Written instruction: Output all the entries word for word. Omit the pictures.

--- Material provided ---

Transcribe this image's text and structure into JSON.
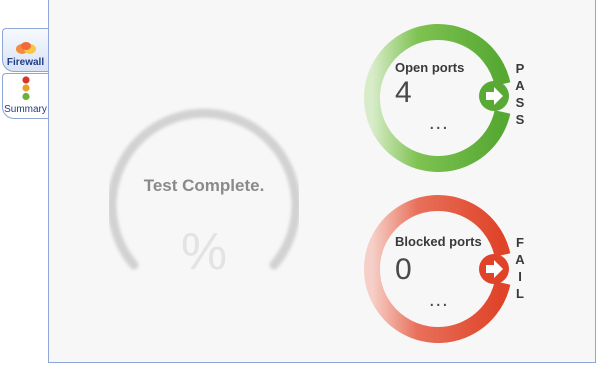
{
  "tabs": [
    {
      "label": "Firewall",
      "icon": "firewall-icon"
    },
    {
      "label": "Summary",
      "icon": "traffic-light-icon"
    }
  ],
  "gauge": {
    "status": "Test Complete.",
    "percent_symbol": "%"
  },
  "open_ports": {
    "label": "Open ports",
    "count": "4",
    "more": "...",
    "verdict": [
      "P",
      "A",
      "S",
      "S"
    ],
    "color": "#5aaa36"
  },
  "blocked_ports": {
    "label": "Blocked ports",
    "count": "0",
    "more": "...",
    "verdict": [
      "F",
      "A",
      "I",
      "L"
    ],
    "color": "#e0462a"
  }
}
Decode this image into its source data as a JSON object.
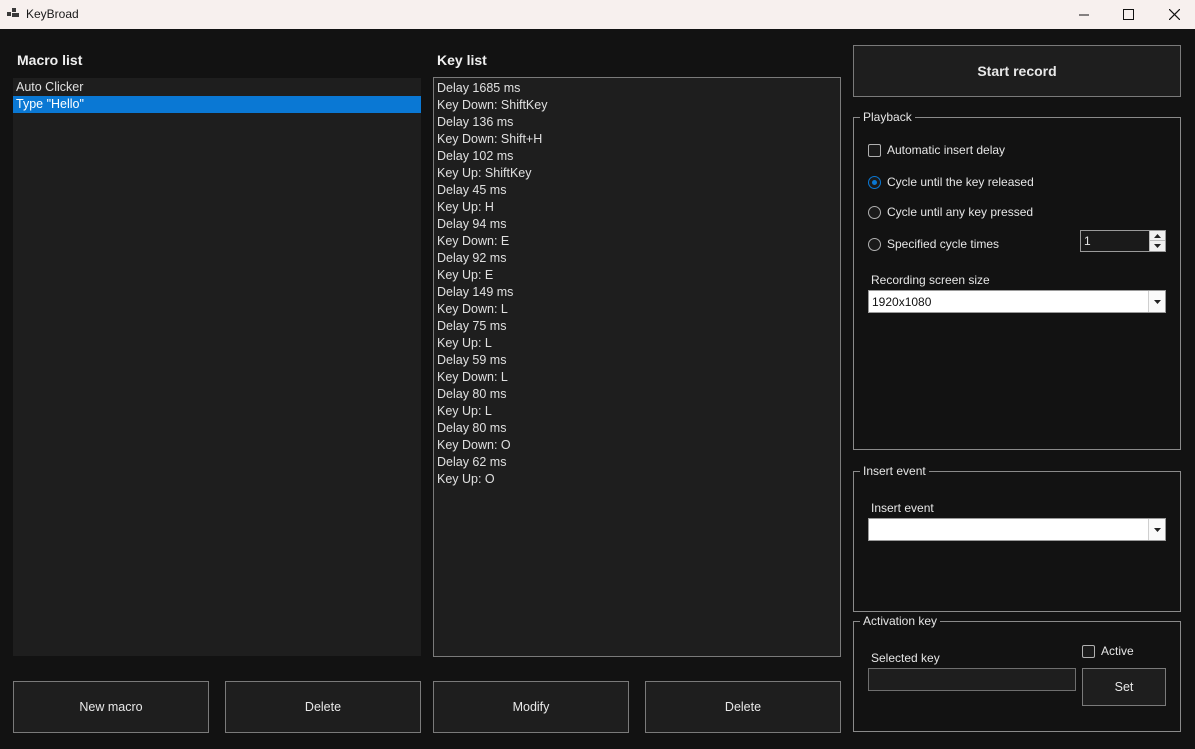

---

Task result:
Transcribe this image's text and structure into JSON.
{
  "tabs": [
    {
      "label": "Firewall",
      "icon": "firewall-icon"
    },
    {
      "label": "Summary",
      "icon": "traffic-light-icon"
    }
  ],
  "gauge": {
    "status": "Test Complete.",
    "percent_symbol": "%"
  },
  "open_ports": {
    "label": "Open ports",
    "count": "4",
    "more": "...",
    "verdict": [
      "P",
      "A",
      "S",
      "S"
    ],
    "color": "#5aaa36"
  },
  "blocked_ports": {
    "label": "Blocked ports",
    "count": "0",
    "more": "...",
    "verdict": [
      "F",
      "A",
      "I",
      "L"
    ],
    "color": "#e0462a"
  }
}
Decode this image into its source data as a JSON object.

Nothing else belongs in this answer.